- _WHAT TO WORK ON_
The answer is one number: how many lines hold the string "Anna".

- _Items from a data source_
━━━━━━━━━━━━━━━━━━━━
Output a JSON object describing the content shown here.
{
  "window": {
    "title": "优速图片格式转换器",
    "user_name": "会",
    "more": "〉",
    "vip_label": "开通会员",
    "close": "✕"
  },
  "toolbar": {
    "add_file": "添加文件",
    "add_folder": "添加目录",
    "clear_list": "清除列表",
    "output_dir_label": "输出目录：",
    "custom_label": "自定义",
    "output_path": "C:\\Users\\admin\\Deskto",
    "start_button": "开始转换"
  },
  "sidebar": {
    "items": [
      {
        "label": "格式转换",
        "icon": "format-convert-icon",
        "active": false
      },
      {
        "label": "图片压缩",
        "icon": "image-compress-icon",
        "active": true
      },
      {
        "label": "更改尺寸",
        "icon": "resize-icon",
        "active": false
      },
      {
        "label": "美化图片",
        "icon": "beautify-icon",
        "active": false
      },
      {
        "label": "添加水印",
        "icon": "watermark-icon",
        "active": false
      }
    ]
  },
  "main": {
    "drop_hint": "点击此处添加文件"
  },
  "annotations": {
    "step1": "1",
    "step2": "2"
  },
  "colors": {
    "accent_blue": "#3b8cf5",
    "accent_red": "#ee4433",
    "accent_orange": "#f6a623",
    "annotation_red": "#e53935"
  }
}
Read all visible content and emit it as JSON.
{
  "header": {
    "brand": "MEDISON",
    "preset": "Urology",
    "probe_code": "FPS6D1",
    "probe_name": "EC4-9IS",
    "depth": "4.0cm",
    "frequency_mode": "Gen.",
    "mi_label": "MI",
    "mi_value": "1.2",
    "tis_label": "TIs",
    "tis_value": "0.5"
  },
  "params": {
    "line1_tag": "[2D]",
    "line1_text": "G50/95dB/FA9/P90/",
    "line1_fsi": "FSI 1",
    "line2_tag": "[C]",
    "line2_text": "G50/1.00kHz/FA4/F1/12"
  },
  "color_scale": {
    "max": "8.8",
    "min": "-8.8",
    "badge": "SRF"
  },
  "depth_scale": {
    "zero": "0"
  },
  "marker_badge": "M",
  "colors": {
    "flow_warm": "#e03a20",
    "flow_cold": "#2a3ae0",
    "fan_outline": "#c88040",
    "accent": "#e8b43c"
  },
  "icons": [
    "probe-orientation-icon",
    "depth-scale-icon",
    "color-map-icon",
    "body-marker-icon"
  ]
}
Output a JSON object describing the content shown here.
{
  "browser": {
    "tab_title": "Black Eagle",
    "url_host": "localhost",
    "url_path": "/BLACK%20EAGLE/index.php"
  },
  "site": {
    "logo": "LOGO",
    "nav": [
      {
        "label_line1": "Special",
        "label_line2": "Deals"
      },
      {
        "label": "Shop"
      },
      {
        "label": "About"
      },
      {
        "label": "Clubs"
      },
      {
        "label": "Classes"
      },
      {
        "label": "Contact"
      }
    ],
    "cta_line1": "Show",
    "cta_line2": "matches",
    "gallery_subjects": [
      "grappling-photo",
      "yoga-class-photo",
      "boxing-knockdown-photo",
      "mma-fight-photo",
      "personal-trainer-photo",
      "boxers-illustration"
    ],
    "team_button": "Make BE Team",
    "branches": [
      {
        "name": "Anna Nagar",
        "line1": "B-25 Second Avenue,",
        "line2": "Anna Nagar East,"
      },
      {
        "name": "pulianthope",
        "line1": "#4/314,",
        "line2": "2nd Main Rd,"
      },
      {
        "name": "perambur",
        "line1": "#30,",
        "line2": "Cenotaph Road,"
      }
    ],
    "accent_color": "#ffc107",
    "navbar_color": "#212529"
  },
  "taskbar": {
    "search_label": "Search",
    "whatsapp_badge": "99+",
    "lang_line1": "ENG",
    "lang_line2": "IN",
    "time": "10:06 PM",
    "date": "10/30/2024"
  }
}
━━━━━━━━━━━━━━━━━━━━
- _EXERCISE SOLUTION_
2